RECORDS FOR THE EXERCISE:
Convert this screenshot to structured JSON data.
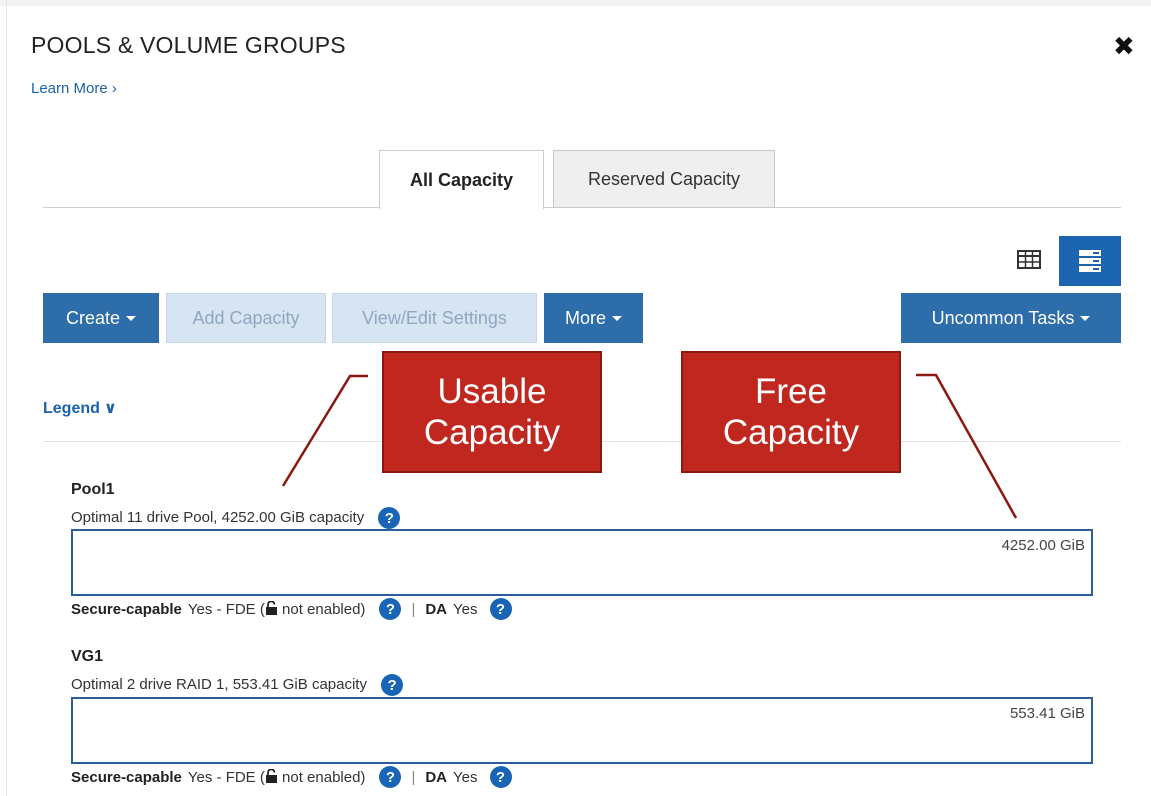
{
  "dialog": {
    "title": "POOLS & VOLUME GROUPS",
    "close_glyph": "✖",
    "learn_more": "Learn More ›"
  },
  "tabs": [
    {
      "label": "All Capacity",
      "active": true
    },
    {
      "label": "Reserved Capacity",
      "active": false
    }
  ],
  "view_toggle": {
    "table_icon": "table-view-icon",
    "list_icon": "list-view-icon",
    "active": "list"
  },
  "toolbar": {
    "create": "Create",
    "add_capacity": "Add Capacity",
    "view_edit": "View/Edit Settings",
    "more": "More",
    "uncommon": "Uncommon Tasks"
  },
  "legend": {
    "label": "Legend",
    "chevron": "∨"
  },
  "callouts": {
    "usable": "Usable Capacity",
    "free": "Free Capacity"
  },
  "groups": [
    {
      "name": "Pool1",
      "description": "Optimal 11 drive Pool, 4252.00 GiB capacity",
      "capacity_label": "4252.00 GiB",
      "secure_label": "Secure-capable",
      "secure_value_a": "Yes - FDE (",
      "secure_value_b": " not enabled)",
      "da_label": "DA",
      "da_value": "Yes"
    },
    {
      "name": "VG1",
      "description": "Optimal 2 drive RAID 1, 553.41 GiB capacity",
      "capacity_label": "553.41 GiB",
      "secure_label": "Secure-capable",
      "secure_value_a": "Yes - FDE (",
      "secure_value_b": " not enabled)",
      "da_label": "DA",
      "da_value": "Yes"
    }
  ],
  "colors": {
    "primary_button": "#2d6eaa",
    "disabled_button": "#d7e4f1",
    "callout_red": "#c0271f",
    "help_blue": "#1865b7"
  }
}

THE PROBLEM: Reproduce the entries above without change, omitting all pictures.

OUTPUT BELOW:
Convert this screenshot to structured JSON data.
{
  "dialog": {
    "title": "POOLS & VOLUME GROUPS",
    "close_glyph": "✖",
    "learn_more": "Learn More ›"
  },
  "tabs": [
    {
      "label": "All Capacity",
      "active": true
    },
    {
      "label": "Reserved Capacity",
      "active": false
    }
  ],
  "view_toggle": {
    "table_icon": "table-view-icon",
    "list_icon": "list-view-icon",
    "active": "list"
  },
  "toolbar": {
    "create": "Create",
    "add_capacity": "Add Capacity",
    "view_edit": "View/Edit Settings",
    "more": "More",
    "uncommon": "Uncommon Tasks"
  },
  "legend": {
    "label": "Legend",
    "chevron": "∨"
  },
  "callouts": {
    "usable": "Usable Capacity",
    "free": "Free Capacity"
  },
  "groups": [
    {
      "name": "Pool1",
      "description": "Optimal 11 drive Pool, 4252.00 GiB capacity",
      "capacity_label": "4252.00 GiB",
      "secure_label": "Secure-capable",
      "secure_value_a": "Yes - FDE (",
      "secure_value_b": " not enabled)",
      "da_label": "DA",
      "da_value": "Yes"
    },
    {
      "name": "VG1",
      "description": "Optimal 2 drive RAID 1, 553.41 GiB capacity",
      "capacity_label": "553.41 GiB",
      "secure_label": "Secure-capable",
      "secure_value_a": "Yes - FDE (",
      "secure_value_b": " not enabled)",
      "da_label": "DA",
      "da_value": "Yes"
    }
  ],
  "colors": {
    "primary_button": "#2d6eaa",
    "disabled_button": "#d7e4f1",
    "callout_red": "#c0271f",
    "help_blue": "#1865b7"
  }
}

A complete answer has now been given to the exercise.